Records
** BEGIN **

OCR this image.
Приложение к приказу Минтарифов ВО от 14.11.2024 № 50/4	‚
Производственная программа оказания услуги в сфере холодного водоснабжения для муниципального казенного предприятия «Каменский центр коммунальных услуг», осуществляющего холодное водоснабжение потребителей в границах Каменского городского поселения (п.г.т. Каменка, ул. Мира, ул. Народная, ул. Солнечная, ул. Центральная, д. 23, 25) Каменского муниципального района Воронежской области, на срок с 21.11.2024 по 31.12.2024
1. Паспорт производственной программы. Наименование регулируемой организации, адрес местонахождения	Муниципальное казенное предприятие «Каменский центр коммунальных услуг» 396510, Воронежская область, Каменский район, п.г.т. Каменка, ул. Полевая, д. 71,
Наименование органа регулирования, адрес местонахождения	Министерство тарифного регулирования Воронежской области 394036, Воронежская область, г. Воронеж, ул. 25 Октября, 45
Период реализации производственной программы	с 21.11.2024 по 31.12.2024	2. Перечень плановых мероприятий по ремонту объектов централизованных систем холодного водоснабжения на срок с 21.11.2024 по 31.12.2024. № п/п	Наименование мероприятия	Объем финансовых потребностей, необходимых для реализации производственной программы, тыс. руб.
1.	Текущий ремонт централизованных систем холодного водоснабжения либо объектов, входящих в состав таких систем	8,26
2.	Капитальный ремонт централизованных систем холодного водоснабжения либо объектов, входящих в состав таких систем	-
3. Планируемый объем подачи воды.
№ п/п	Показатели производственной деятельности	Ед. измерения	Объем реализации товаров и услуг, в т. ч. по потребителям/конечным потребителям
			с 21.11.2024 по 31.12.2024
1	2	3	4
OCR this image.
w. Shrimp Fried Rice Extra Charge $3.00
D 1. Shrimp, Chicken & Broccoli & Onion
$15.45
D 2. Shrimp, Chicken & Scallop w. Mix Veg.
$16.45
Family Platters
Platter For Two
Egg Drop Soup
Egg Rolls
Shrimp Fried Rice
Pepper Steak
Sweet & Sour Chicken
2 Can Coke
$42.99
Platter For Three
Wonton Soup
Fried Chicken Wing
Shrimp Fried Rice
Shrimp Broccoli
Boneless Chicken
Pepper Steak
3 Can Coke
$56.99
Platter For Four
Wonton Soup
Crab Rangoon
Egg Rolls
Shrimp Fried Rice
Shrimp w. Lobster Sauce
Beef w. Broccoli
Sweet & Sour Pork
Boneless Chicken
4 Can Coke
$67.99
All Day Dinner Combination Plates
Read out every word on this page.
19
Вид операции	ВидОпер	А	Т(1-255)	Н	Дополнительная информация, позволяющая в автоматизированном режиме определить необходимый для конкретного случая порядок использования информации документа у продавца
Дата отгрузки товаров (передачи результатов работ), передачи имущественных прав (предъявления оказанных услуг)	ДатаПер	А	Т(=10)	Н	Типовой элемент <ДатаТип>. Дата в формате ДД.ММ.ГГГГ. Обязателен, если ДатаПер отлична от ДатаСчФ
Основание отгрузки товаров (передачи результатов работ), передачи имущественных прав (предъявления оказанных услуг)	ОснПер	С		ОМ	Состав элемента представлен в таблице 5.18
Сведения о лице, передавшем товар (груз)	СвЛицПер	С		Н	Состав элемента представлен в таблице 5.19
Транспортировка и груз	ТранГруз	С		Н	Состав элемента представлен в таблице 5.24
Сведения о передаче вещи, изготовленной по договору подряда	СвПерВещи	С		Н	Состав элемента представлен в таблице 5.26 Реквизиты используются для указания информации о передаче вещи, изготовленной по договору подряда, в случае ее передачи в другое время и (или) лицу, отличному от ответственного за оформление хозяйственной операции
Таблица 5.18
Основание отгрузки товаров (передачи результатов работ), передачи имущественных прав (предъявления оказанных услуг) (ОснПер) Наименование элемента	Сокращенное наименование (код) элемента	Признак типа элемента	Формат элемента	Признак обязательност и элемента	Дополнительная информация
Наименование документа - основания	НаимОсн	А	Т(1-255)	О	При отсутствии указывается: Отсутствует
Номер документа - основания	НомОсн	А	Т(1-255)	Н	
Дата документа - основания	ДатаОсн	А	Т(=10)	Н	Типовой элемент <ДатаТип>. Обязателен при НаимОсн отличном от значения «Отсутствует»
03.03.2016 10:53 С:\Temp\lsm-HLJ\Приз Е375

** END **

• _TASK_:
Give the number of lines above that hold the word "Отсутствует", and nothing more.

• _SOLUTION FOR THIS PROBLEM_:
2